───── Data shown ─────
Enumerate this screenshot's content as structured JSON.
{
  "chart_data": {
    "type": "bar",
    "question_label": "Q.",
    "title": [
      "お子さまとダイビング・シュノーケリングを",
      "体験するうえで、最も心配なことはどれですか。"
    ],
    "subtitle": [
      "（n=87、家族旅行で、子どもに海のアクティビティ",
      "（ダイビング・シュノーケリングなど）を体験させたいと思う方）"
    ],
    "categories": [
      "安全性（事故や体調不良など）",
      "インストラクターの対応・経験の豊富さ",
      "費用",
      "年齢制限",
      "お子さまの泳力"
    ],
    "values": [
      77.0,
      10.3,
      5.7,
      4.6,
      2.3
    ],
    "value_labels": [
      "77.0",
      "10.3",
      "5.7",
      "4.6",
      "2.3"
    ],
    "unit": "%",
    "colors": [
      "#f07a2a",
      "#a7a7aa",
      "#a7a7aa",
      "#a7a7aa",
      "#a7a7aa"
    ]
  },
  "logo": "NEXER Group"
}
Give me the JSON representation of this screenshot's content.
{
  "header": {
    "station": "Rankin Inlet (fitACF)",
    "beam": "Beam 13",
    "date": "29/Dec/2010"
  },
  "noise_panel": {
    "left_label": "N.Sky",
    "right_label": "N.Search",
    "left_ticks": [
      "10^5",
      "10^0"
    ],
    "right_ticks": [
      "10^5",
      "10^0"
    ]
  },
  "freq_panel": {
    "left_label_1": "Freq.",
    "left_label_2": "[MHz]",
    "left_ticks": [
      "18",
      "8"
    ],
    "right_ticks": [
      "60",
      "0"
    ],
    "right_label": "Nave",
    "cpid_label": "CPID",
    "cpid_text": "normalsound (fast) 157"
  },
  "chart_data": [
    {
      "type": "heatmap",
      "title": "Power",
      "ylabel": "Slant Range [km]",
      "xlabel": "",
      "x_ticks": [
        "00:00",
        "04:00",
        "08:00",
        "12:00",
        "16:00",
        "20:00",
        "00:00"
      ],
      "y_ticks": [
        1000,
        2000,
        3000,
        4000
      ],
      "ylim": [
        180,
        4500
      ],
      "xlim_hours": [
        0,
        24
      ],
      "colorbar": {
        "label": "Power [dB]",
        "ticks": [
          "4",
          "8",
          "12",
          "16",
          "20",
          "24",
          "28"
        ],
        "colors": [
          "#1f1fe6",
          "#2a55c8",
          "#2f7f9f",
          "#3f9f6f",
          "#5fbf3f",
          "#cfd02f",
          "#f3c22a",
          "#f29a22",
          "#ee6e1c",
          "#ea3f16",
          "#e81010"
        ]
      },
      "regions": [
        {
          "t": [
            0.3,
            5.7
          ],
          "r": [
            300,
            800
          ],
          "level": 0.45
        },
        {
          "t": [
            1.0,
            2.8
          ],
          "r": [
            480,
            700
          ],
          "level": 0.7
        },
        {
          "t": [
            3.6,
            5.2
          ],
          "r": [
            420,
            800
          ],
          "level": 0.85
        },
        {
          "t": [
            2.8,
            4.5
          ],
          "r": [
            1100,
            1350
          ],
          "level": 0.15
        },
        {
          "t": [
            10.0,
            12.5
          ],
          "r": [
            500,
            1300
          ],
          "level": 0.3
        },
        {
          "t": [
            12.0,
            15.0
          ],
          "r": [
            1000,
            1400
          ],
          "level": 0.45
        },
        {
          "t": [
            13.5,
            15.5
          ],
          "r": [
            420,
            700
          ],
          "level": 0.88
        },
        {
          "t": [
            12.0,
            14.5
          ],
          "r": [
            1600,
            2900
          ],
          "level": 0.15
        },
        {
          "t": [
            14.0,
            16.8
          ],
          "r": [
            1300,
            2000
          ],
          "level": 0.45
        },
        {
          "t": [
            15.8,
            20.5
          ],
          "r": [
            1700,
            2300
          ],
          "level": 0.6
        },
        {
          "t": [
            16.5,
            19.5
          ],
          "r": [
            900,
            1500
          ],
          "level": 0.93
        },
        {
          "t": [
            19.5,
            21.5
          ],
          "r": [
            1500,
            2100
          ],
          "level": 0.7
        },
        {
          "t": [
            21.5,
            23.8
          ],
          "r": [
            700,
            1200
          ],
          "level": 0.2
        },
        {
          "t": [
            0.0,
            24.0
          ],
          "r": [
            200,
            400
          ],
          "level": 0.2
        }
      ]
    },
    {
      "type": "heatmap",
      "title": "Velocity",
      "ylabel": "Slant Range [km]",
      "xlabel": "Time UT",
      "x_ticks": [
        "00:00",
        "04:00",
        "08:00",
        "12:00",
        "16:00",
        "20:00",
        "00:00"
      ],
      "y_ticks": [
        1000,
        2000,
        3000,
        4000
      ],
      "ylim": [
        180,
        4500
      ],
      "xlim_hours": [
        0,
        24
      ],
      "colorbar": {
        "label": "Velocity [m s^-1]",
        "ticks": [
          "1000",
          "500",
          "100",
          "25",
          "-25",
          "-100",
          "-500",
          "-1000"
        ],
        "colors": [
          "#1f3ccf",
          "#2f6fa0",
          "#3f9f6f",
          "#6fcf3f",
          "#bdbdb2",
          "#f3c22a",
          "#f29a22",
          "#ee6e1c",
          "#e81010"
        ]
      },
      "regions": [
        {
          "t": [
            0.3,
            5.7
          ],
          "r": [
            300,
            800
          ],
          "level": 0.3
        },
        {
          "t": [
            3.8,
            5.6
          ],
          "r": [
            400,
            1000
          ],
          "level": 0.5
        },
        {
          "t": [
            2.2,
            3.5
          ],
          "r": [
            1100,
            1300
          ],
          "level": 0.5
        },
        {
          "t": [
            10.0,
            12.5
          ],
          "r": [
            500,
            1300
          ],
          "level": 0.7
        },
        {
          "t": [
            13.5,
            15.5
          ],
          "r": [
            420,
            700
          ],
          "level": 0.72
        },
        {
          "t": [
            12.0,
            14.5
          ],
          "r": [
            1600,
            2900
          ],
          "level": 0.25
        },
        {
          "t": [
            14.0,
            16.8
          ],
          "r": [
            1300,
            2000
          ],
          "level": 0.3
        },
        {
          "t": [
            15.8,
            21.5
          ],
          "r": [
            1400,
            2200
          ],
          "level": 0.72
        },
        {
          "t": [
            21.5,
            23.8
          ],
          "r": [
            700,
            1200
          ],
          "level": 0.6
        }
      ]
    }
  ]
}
─────
_Problem details_
Which lines in the listing above hold the word "content"? Show each of them.

_Reply to the exercise_
Enumerate this screenshot's content as structured JSON.
Give me the JSON representation of this screenshot's content.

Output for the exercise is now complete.